→ Supplied information
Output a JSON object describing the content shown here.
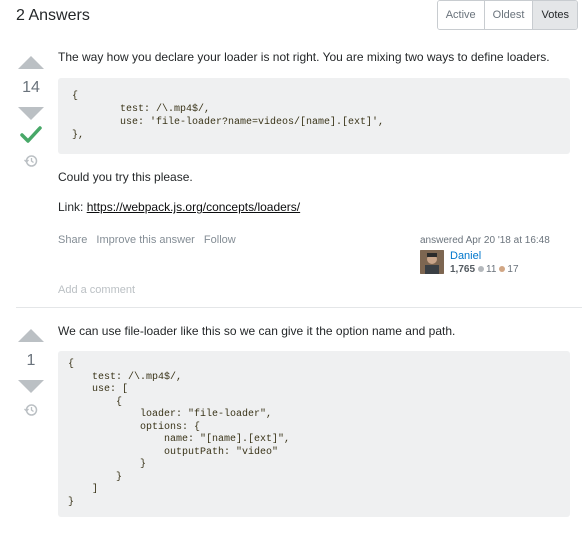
{
  "header": {
    "answers_count": "2 Answers",
    "tabs": [
      {
        "label": "Active"
      },
      {
        "label": "Oldest"
      },
      {
        "label": "Votes",
        "active": true
      }
    ]
  },
  "answers": [
    {
      "votes": "14",
      "accepted": true,
      "intro": "The way how you declare your loader is not right. You are mixing two ways to define loaders.",
      "code": "{\n        test: /\\.mp4$/,\n        use: 'file-loader?name=videos/[name].[ext]',\n},",
      "p2": "Could you try this please.",
      "link_prefix": "Link: ",
      "link_text": "https://webpack.js.org/concepts/loaders/",
      "menu": {
        "share": "Share",
        "improve": "Improve this answer",
        "follow": "Follow"
      },
      "signature": {
        "action": "answered Apr 20 '18 at 16:48",
        "user": "Daniel",
        "reputation": "1,765",
        "silver": "11",
        "bronze": "17"
      },
      "add_comment": "Add a comment"
    },
    {
      "votes": "1",
      "accepted": false,
      "intro": "We can use file-loader like this so we can give it the option name and path.",
      "code": "{\n    test: /\\.mp4$/,\n    use: [\n        {\n            loader: \"file-loader\",\n            options: {\n                name: \"[name].[ext]\",\n                outputPath: \"video\"\n            }\n        }\n    ]\n}"
    }
  ],
  "colors": {
    "accepted": "#48a868",
    "silver": "#b4b8bc",
    "bronze": "#d1a684",
    "link": "#0c0d0e"
  }
}
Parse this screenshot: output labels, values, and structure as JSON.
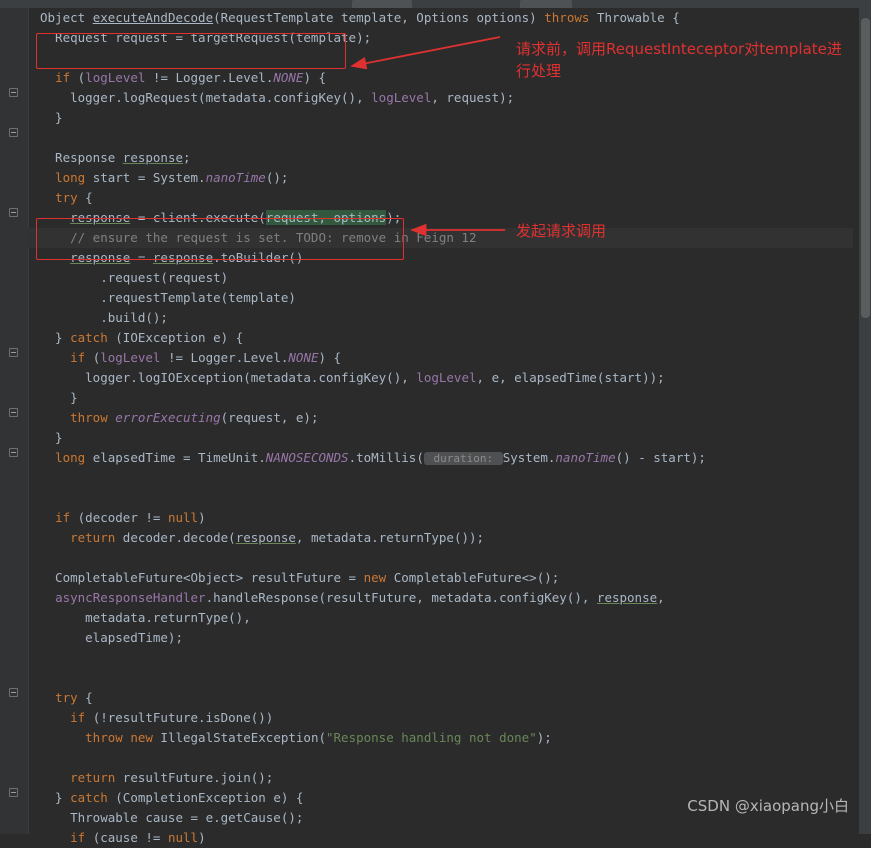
{
  "window": {
    "background": "#2b2b2b",
    "gutter_background": "#313335",
    "tab_strip_background": "#3c3f41"
  },
  "watermark": "CSDN @xiaopang小白",
  "annotations": {
    "accent_color": "#e03131",
    "items": [
      {
        "id": "anno-1",
        "text": "请求前，调用RequestInteceptor对template进行处理",
        "target_code": "Request request = targetRequest(template);"
      },
      {
        "id": "anno-2",
        "text": "发起请求调用",
        "target_code": "response = client.execute(request, options);"
      }
    ]
  },
  "editor": {
    "language": "java",
    "caret_line_index": 11,
    "lines": [
      {
        "segments": [
          {
            "t": "Object ",
            "c": "txt"
          },
          {
            "t": "executeAndDecode",
            "c": "undw"
          },
          {
            "t": "(RequestTemplate template, Options options) ",
            "c": "txt"
          },
          {
            "t": "throws",
            "c": "kw"
          },
          {
            "t": " Throwable {",
            "c": "txt"
          }
        ]
      },
      {
        "segments": [
          {
            "t": "  Request request = targetRequest(template);",
            "c": "txt"
          }
        ]
      },
      {
        "segments": [
          {
            "t": "",
            "c": "txt"
          }
        ]
      },
      {
        "segments": [
          {
            "t": "  ",
            "c": "txt"
          },
          {
            "t": "if",
            "c": "kw"
          },
          {
            "t": " (",
            "c": "txt"
          },
          {
            "t": "logLevel",
            "c": "fld"
          },
          {
            "t": " != Logger.Level.",
            "c": "txt"
          },
          {
            "t": "NONE",
            "c": "stat"
          },
          {
            "t": ") {",
            "c": "txt"
          }
        ]
      },
      {
        "segments": [
          {
            "t": "    logger.logRequest(metadata.configKey(), ",
            "c": "txt"
          },
          {
            "t": "logLevel",
            "c": "fld"
          },
          {
            "t": ", request);",
            "c": "txt"
          }
        ]
      },
      {
        "segments": [
          {
            "t": "  }",
            "c": "txt"
          }
        ]
      },
      {
        "segments": [
          {
            "t": "",
            "c": "txt"
          }
        ]
      },
      {
        "segments": [
          {
            "t": "  Response ",
            "c": "txt"
          },
          {
            "t": "response",
            "c": "und"
          },
          {
            "t": ";",
            "c": "txt"
          }
        ]
      },
      {
        "segments": [
          {
            "t": "  ",
            "c": "txt"
          },
          {
            "t": "long",
            "c": "kw"
          },
          {
            "t": " start = System.",
            "c": "txt"
          },
          {
            "t": "nanoTime",
            "c": "stat"
          },
          {
            "t": "();",
            "c": "txt"
          }
        ]
      },
      {
        "segments": [
          {
            "t": "  ",
            "c": "txt"
          },
          {
            "t": "try",
            "c": "kw"
          },
          {
            "t": " {",
            "c": "txt"
          }
        ]
      },
      {
        "segments": [
          {
            "t": "    ",
            "c": "txt"
          },
          {
            "t": "response",
            "c": "und"
          },
          {
            "t": " = client.execute(",
            "c": "txt"
          },
          {
            "t": "request, options",
            "c": "hl"
          },
          {
            "t": ");",
            "c": "txt"
          }
        ]
      },
      {
        "segments": [
          {
            "t": "    // ensure the request is set. TODO: remove in Feign 12",
            "c": "cmt"
          }
        ]
      },
      {
        "segments": [
          {
            "t": "    ",
            "c": "txt"
          },
          {
            "t": "response",
            "c": "und"
          },
          {
            "t": " = ",
            "c": "txt"
          },
          {
            "t": "response",
            "c": "und"
          },
          {
            "t": ".toBuilder()",
            "c": "txt"
          }
        ]
      },
      {
        "segments": [
          {
            "t": "        .request(request)",
            "c": "txt"
          }
        ]
      },
      {
        "segments": [
          {
            "t": "        .requestTemplate(template)",
            "c": "txt"
          }
        ]
      },
      {
        "segments": [
          {
            "t": "        .build();",
            "c": "txt"
          }
        ]
      },
      {
        "segments": [
          {
            "t": "  } ",
            "c": "txt"
          },
          {
            "t": "catch",
            "c": "kw"
          },
          {
            "t": " (IOException e) {",
            "c": "txt"
          }
        ]
      },
      {
        "segments": [
          {
            "t": "    ",
            "c": "txt"
          },
          {
            "t": "if",
            "c": "kw"
          },
          {
            "t": " (",
            "c": "txt"
          },
          {
            "t": "logLevel",
            "c": "fld"
          },
          {
            "t": " != Logger.Level.",
            "c": "txt"
          },
          {
            "t": "NONE",
            "c": "stat"
          },
          {
            "t": ") {",
            "c": "txt"
          }
        ]
      },
      {
        "segments": [
          {
            "t": "      logger.logIOException(metadata.configKey(), ",
            "c": "txt"
          },
          {
            "t": "logLevel",
            "c": "fld"
          },
          {
            "t": ", e, elapsedTime(start));",
            "c": "txt"
          }
        ]
      },
      {
        "segments": [
          {
            "t": "    }",
            "c": "txt"
          }
        ]
      },
      {
        "segments": [
          {
            "t": "    ",
            "c": "txt"
          },
          {
            "t": "throw",
            "c": "kw"
          },
          {
            "t": " ",
            "c": "txt"
          },
          {
            "t": "errorExecuting",
            "c": "stat"
          },
          {
            "t": "(request, e);",
            "c": "txt"
          }
        ]
      },
      {
        "segments": [
          {
            "t": "  }",
            "c": "txt"
          }
        ]
      },
      {
        "segments": [
          {
            "t": "  ",
            "c": "txt"
          },
          {
            "t": "long",
            "c": "kw"
          },
          {
            "t": " elapsedTime = TimeUnit.",
            "c": "txt"
          },
          {
            "t": "NANOSECONDS",
            "c": "stat"
          },
          {
            "t": ".toMillis(",
            "c": "txt"
          },
          {
            "t": " duration: ",
            "c": "hint"
          },
          {
            "t": "System.",
            "c": "txt"
          },
          {
            "t": "nanoTime",
            "c": "stat"
          },
          {
            "t": "() - start);",
            "c": "txt"
          }
        ]
      },
      {
        "segments": [
          {
            "t": "",
            "c": "txt"
          }
        ]
      },
      {
        "segments": [
          {
            "t": "",
            "c": "txt"
          }
        ]
      },
      {
        "segments": [
          {
            "t": "  ",
            "c": "txt"
          },
          {
            "t": "if",
            "c": "kw"
          },
          {
            "t": " (decoder != ",
            "c": "txt"
          },
          {
            "t": "null",
            "c": "kw"
          },
          {
            "t": ")",
            "c": "txt"
          }
        ]
      },
      {
        "segments": [
          {
            "t": "    ",
            "c": "txt"
          },
          {
            "t": "return",
            "c": "kw"
          },
          {
            "t": " decoder.decode(",
            "c": "txt"
          },
          {
            "t": "response",
            "c": "und"
          },
          {
            "t": ", metadata.returnType());",
            "c": "txt"
          }
        ]
      },
      {
        "segments": [
          {
            "t": "",
            "c": "txt"
          }
        ]
      },
      {
        "segments": [
          {
            "t": "  CompletableFuture<Object> resultFuture = ",
            "c": "txt"
          },
          {
            "t": "new",
            "c": "kw"
          },
          {
            "t": " CompletableFuture<>();",
            "c": "txt"
          }
        ]
      },
      {
        "segments": [
          {
            "t": "  ",
            "c": "txt"
          },
          {
            "t": "asyncResponseHandler",
            "c": "fld"
          },
          {
            "t": ".handleResponse(resultFuture, metadata.configKey(), ",
            "c": "txt"
          },
          {
            "t": "response",
            "c": "und"
          },
          {
            "t": ",",
            "c": "txt"
          }
        ]
      },
      {
        "segments": [
          {
            "t": "      metadata.returnType(),",
            "c": "txt"
          }
        ]
      },
      {
        "segments": [
          {
            "t": "      elapsedTime);",
            "c": "txt"
          }
        ]
      },
      {
        "segments": [
          {
            "t": "",
            "c": "txt"
          }
        ]
      },
      {
        "segments": [
          {
            "t": "",
            "c": "txt"
          }
        ]
      },
      {
        "segments": [
          {
            "t": "  ",
            "c": "txt"
          },
          {
            "t": "try",
            "c": "kw"
          },
          {
            "t": " {",
            "c": "txt"
          }
        ]
      },
      {
        "segments": [
          {
            "t": "    ",
            "c": "txt"
          },
          {
            "t": "if",
            "c": "kw"
          },
          {
            "t": " (!resultFuture.isDone())",
            "c": "txt"
          }
        ]
      },
      {
        "segments": [
          {
            "t": "      ",
            "c": "txt"
          },
          {
            "t": "throw",
            "c": "kw"
          },
          {
            "t": " ",
            "c": "txt"
          },
          {
            "t": "new",
            "c": "kw"
          },
          {
            "t": " IllegalStateException(",
            "c": "txt"
          },
          {
            "t": "\"Response handling not done\"",
            "c": "str"
          },
          {
            "t": ");",
            "c": "txt"
          }
        ]
      },
      {
        "segments": [
          {
            "t": "",
            "c": "txt"
          }
        ]
      },
      {
        "segments": [
          {
            "t": "    ",
            "c": "txt"
          },
          {
            "t": "return",
            "c": "kw"
          },
          {
            "t": " resultFuture.join();",
            "c": "txt"
          }
        ]
      },
      {
        "segments": [
          {
            "t": "  } ",
            "c": "txt"
          },
          {
            "t": "catch",
            "c": "kw"
          },
          {
            "t": " (CompletionException e) {",
            "c": "txt"
          }
        ]
      },
      {
        "segments": [
          {
            "t": "    Throwable cause = e.getCause();",
            "c": "txt"
          }
        ]
      },
      {
        "segments": [
          {
            "t": "    ",
            "c": "txt"
          },
          {
            "t": "if",
            "c": "kw"
          },
          {
            "t": " (cause != ",
            "c": "txt"
          },
          {
            "t": "null",
            "c": "kw"
          },
          {
            "t": ")",
            "c": "txt"
          }
        ]
      }
    ]
  }
}
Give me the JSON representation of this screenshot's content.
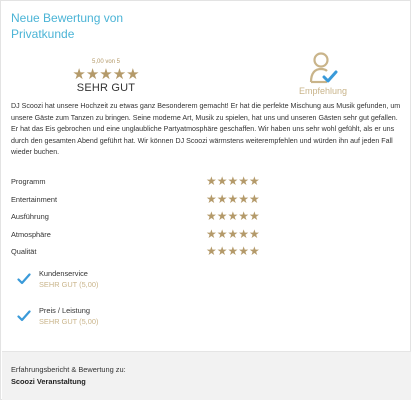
{
  "header": {
    "title": "Neue Bewertung von Privatkunde"
  },
  "score": {
    "label": "5,00 von 5",
    "stars": "★★★★★",
    "text": "SEHR GUT"
  },
  "recommendation": {
    "icon": "user-check-icon",
    "label": "Empfehlung"
  },
  "review": {
    "text": "DJ Scoozi hat unsere Hochzeit zu etwas ganz Besonderem gemacht! Er hat die perfekte Mischung aus Musik gefunden, um unsere Gäste zum Tanzen zu bringen. Seine moderne Art, Musik zu spielen, hat uns und unseren Gästen sehr gut gefallen. Er hat das Eis gebrochen und eine unglaubliche Partyatmosphäre geschaffen. Wir haben uns sehr wohl gefühlt, als er uns durch den gesamten Abend geführt hat. Wir können DJ Scoozi wärmstens weiterempfehlen und würden ihn auf jeden Fall wieder buchen."
  },
  "ratings": [
    {
      "label": "Programm",
      "stars": "★★★★★",
      "value": 5
    },
    {
      "label": "Entertainment",
      "stars": "★★★★★",
      "value": 5
    },
    {
      "label": "Ausführung",
      "stars": "★★★★★",
      "value": 5
    },
    {
      "label": "Atmosphäre",
      "stars": "★★★★★",
      "value": 5
    },
    {
      "label": "Qualität",
      "stars": "★★★★★",
      "value": 5
    }
  ],
  "checks": [
    {
      "title": "Kundenservice",
      "sub": "SEHR GUT (5,00)"
    },
    {
      "title": "Preis / Leistung",
      "sub": "SEHR GUT (5,00)"
    }
  ],
  "footer": {
    "line1": "Erfahrungsbericht & Bewertung zu:",
    "line2": "Scoozi Veranstaltung"
  },
  "colors": {
    "accent_blue": "#4bb4d6",
    "gold": "#b49a6a",
    "check_blue": "#3a9ad9"
  }
}
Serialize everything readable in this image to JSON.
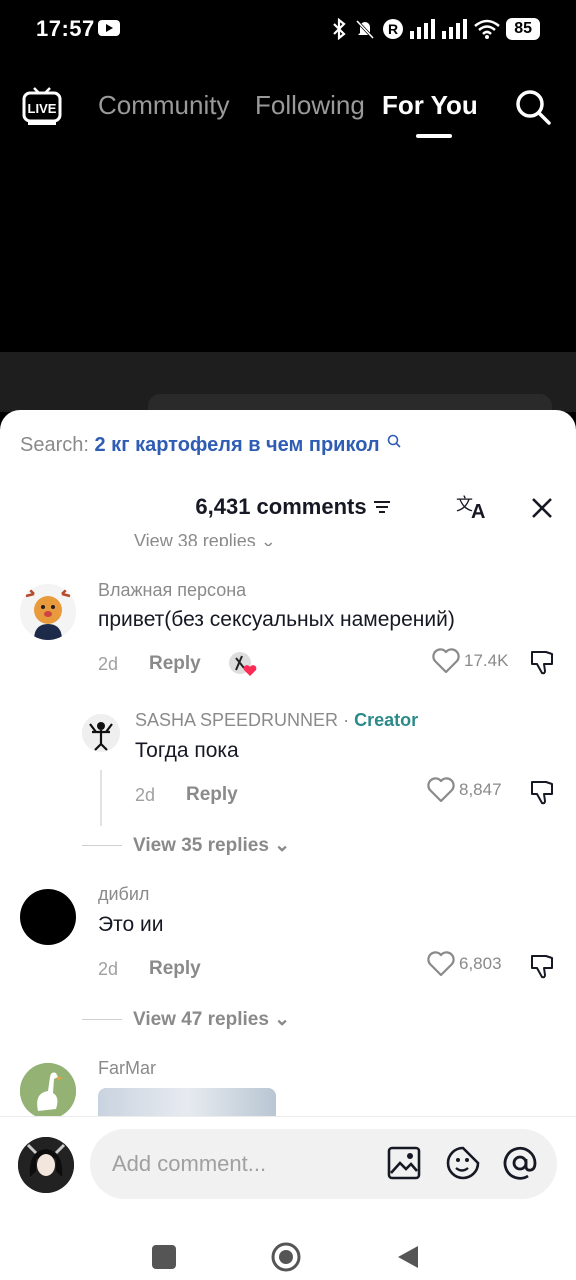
{
  "status_bar": {
    "time": "17:57",
    "battery": "85"
  },
  "nav": {
    "tabs": [
      "Community",
      "Following",
      "For You"
    ],
    "active": "For You",
    "live_label": "LIVE"
  },
  "comments_sheet": {
    "search_label": "Search:",
    "search_query": "2 кг картофеля в чем прикол",
    "count_label": "6,431 comments",
    "cut_text": "View 38 replies",
    "comments": [
      {
        "user": "Влажная персона",
        "text": "привет(без сексуальных намерений)",
        "age": "2d",
        "reply": "Reply",
        "likes": "17.4K"
      },
      {
        "user": "SASHA SPEEDRUNNER",
        "badge": "Creator",
        "separator": "·",
        "text": "Тогда пока",
        "age": "2d",
        "reply": "Reply",
        "likes": "8,847"
      },
      {
        "view_replies": "View 35 replies"
      },
      {
        "user": "дибил",
        "text": "Это ии",
        "age": "2d",
        "reply": "Reply",
        "likes": "6,803"
      },
      {
        "view_replies": "View 47 replies"
      },
      {
        "user": "FarMar"
      }
    ]
  },
  "input": {
    "placeholder": "Add comment..."
  },
  "colors": {
    "accent_blue": "#2f5db3",
    "creator": "#2d8a8a",
    "like_gray": "#8a8a8a"
  }
}
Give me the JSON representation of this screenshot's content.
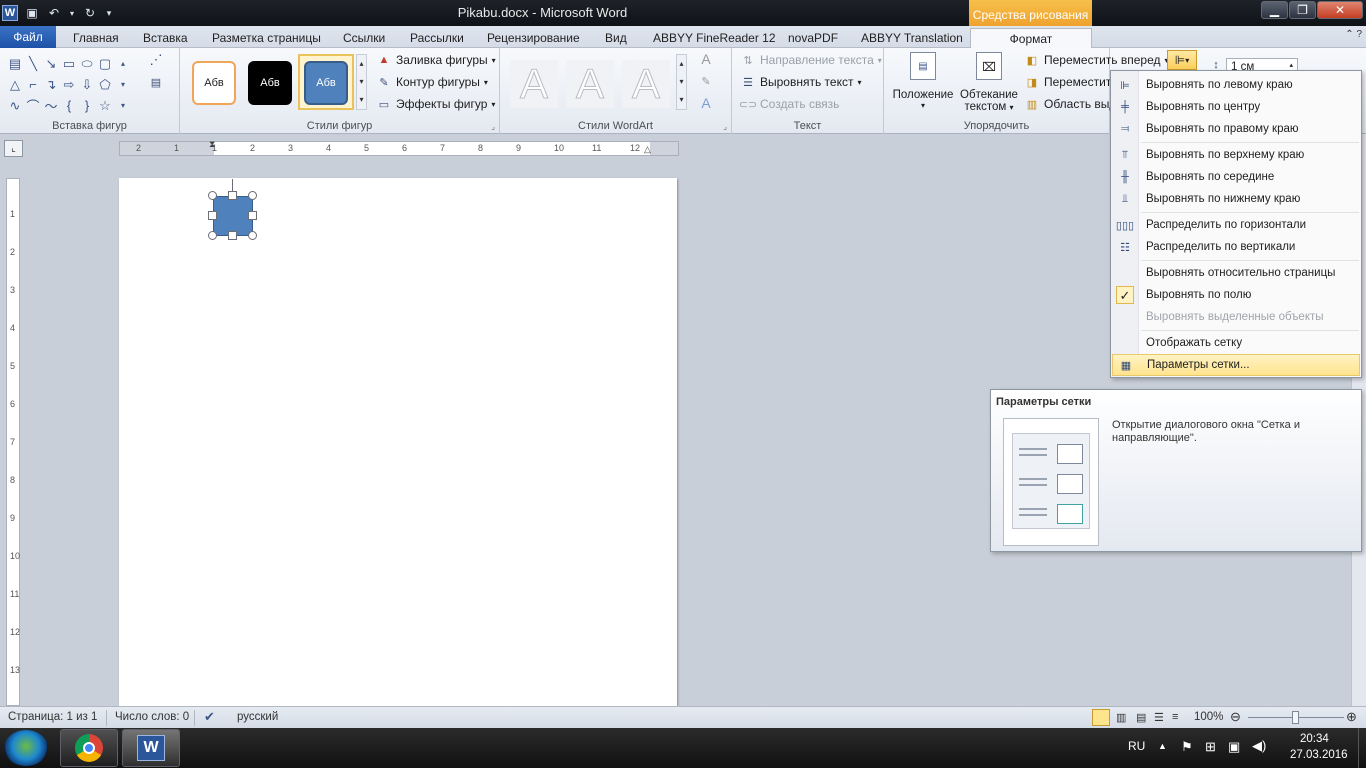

→ What this task involves
Look for lines containing the string "returnType" and copy them all.

→ Finished exercise
            "t": ", metadata.returnType());",
            "t": "      metadata.returnType(),",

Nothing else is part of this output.